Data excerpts
+ + + + +
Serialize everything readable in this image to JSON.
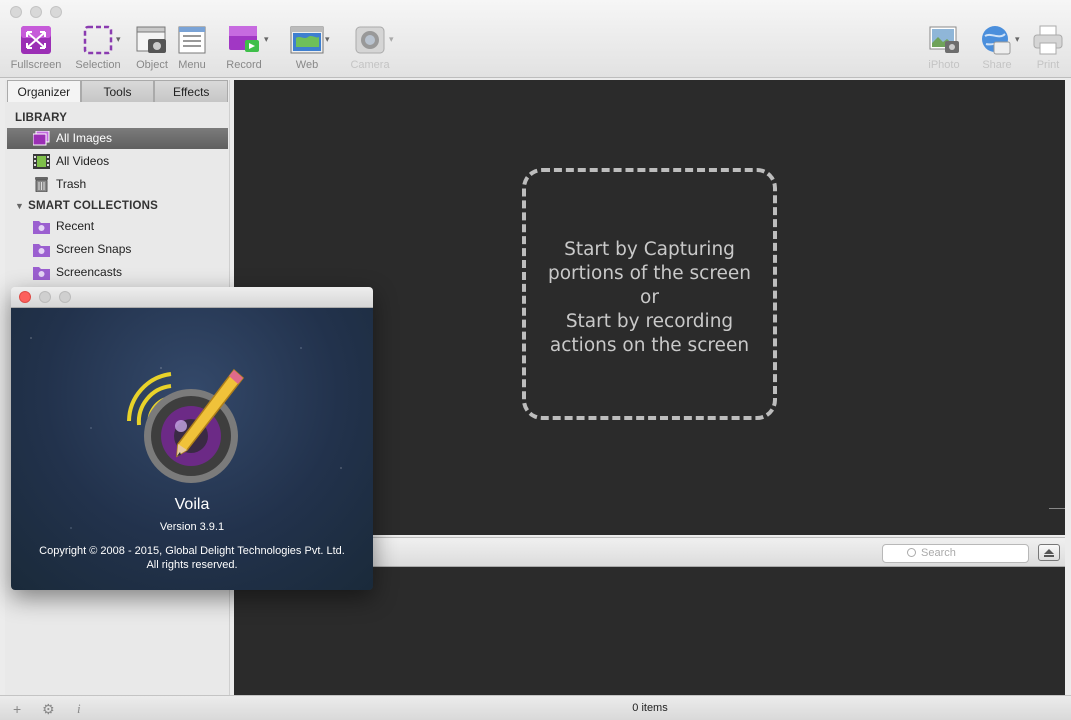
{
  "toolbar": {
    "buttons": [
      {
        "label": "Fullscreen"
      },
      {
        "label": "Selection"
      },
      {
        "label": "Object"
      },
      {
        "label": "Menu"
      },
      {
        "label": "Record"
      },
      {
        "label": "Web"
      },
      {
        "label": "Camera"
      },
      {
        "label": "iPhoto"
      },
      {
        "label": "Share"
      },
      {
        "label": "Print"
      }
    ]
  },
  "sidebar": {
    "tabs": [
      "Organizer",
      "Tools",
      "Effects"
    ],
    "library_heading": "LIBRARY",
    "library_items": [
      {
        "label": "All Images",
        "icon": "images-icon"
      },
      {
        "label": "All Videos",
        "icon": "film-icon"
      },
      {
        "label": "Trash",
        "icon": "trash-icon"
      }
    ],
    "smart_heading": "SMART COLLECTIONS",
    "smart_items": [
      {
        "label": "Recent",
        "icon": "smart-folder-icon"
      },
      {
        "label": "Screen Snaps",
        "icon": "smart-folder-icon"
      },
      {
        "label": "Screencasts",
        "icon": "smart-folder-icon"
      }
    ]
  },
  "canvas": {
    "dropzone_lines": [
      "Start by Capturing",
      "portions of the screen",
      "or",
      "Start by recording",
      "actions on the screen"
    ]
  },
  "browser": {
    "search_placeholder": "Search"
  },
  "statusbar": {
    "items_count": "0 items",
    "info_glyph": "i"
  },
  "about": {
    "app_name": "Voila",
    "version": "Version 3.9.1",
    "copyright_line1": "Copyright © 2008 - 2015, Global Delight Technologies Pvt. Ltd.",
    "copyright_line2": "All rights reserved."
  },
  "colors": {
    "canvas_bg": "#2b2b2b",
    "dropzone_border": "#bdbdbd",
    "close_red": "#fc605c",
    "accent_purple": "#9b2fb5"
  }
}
+ + + + +
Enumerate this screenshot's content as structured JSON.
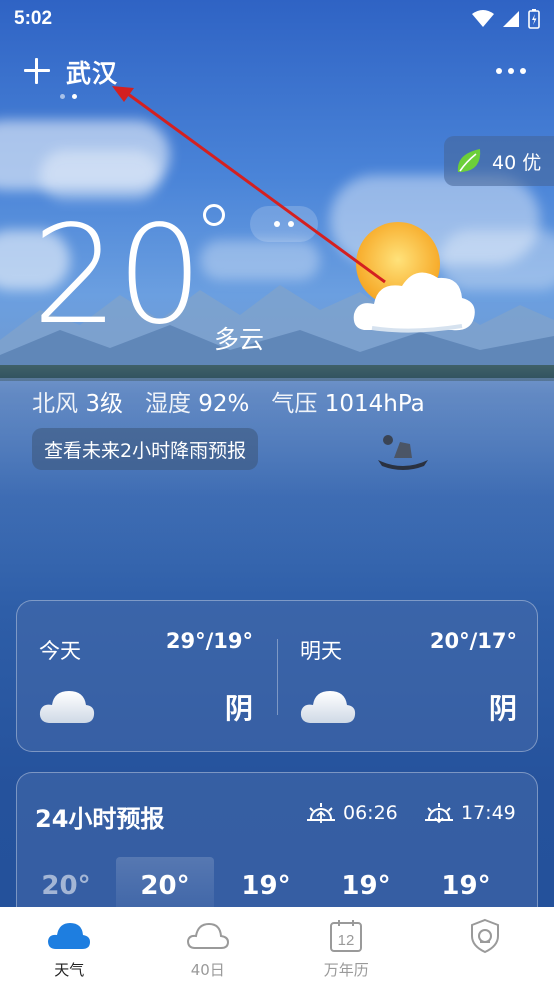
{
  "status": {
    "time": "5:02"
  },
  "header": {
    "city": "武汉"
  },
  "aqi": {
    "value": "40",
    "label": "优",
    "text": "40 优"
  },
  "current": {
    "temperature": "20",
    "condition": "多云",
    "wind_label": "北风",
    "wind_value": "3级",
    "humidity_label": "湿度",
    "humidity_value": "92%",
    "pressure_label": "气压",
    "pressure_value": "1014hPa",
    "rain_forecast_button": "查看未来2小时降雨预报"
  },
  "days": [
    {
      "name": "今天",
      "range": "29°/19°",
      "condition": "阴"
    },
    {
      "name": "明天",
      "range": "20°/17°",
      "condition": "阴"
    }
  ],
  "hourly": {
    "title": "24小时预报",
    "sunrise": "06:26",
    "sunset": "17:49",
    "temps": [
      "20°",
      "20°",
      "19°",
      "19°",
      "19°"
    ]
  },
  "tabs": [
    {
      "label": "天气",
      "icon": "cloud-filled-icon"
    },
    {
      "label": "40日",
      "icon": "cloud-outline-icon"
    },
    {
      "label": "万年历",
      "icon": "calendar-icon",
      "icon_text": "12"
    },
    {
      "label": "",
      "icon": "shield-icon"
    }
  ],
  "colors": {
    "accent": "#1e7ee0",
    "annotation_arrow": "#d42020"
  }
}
+ + + + +
● DIRECTIVE: Gather up the lines containing the word "Start" from these records and copy them.

● EXPECTED OUTPUT:
      "Start by Capturing",
      "Start by recording",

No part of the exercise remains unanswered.